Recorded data

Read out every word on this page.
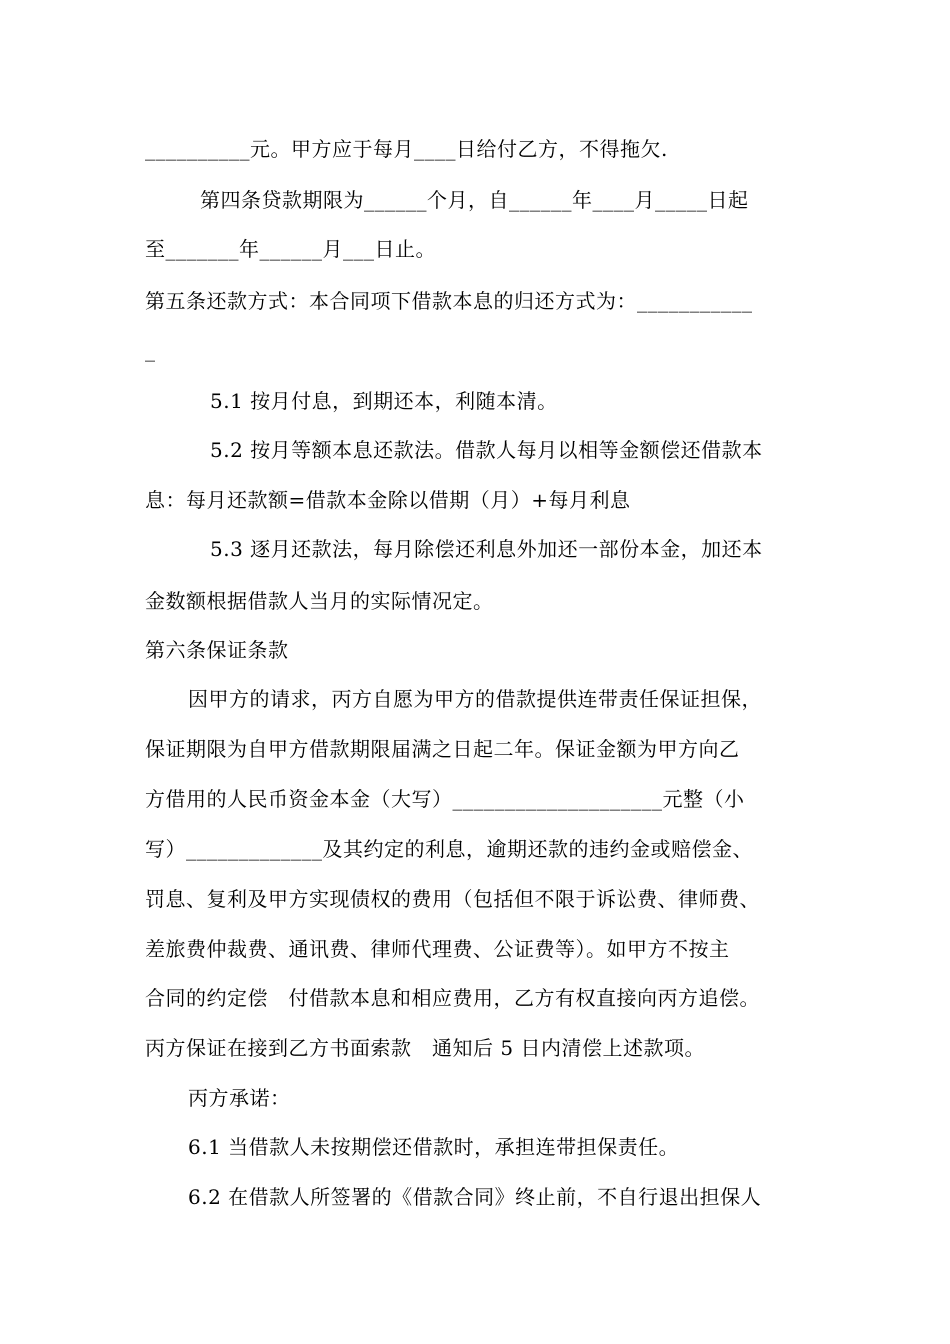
__________元。甲方应于每月____日给付乙方，不得拖欠.
第四条贷款期限为______个月，自______年____月_____日起
至_______年______月___日止。
第五条还款方式：本合同项下借款本息的归还方式为：___________
_
5.1 按月付息，到期还本，利随本清。
5.2 按月等额本息还款法。借款人每月以相等金额偿还借款本
息：每月还款额=借款本金除以借期（月）+每月利息
5.3 逐月还款法，每月除偿还利息外加还一部份本金，加还本
金数额根据借款人当月的实际情况定。
第六条保证条款
因甲方的请求，丙方自愿为甲方的借款提供连带责任保证担保，
保证期限为自甲方借款期限届满之日起二年。保证金额为甲方向乙
方借用的人民币资金本金（大写）____________________元整（小
写）_____________及其约定的利息，逾期还款的违约金或赔偿金、
罚息、复利及甲方实现债权的费用（包括但不限于诉讼费、律师费、
差旅费仲裁费、通讯费、律师代理费、公证费等）。如甲方不按主
合同的约定偿　付借款本息和相应费用，乙方有权直接向丙方追偿。
丙方保证在接到乙方书面索款　通知后 5 日内清偿上述款项。
丙方承诺：
6.1 当借款人未按期偿还借款时，承担连带担保责任。
6.2 在借款人所签署的《借款合同》终止前，不自行退出担保人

* [Exercise goal]
Pictures are excluded; copy every other part of the records exactly.

* [Exercise result]
Read out every word on this page.
__________元。甲方应于每月____日给付乙方，不得拖欠.
第四条贷款期限为______个月，自______年____月_____日起
至_______年______月___日止。
第五条还款方式：本合同项下借款本息的归还方式为：___________
_
5.1 按月付息，到期还本，利随本清。
5.2 按月等额本息还款法。借款人每月以相等金额偿还借款本
息：每月还款额=借款本金除以借期（月）+每月利息
5.3 逐月还款法，每月除偿还利息外加还一部份本金，加还本
金数额根据借款人当月的实际情况定。
第六条保证条款
因甲方的请求，丙方自愿为甲方的借款提供连带责任保证担保，
保证期限为自甲方借款期限届满之日起二年。保证金额为甲方向乙
方借用的人民币资金本金（大写）____________________元整（小
写）_____________及其约定的利息，逾期还款的违约金或赔偿金、
罚息、复利及甲方实现债权的费用（包括但不限于诉讼费、律师费、
差旅费仲裁费、通讯费、律师代理费、公证费等）。如甲方不按主
合同的约定偿　付借款本息和相应费用，乙方有权直接向丙方追偿。
丙方保证在接到乙方书面索款　通知后 5 日内清偿上述款项。
丙方承诺：
6.1 当借款人未按期偿还借款时，承担连带担保责任。
6.2 在借款人所签署的《借款合同》终止前，不自行退出担保人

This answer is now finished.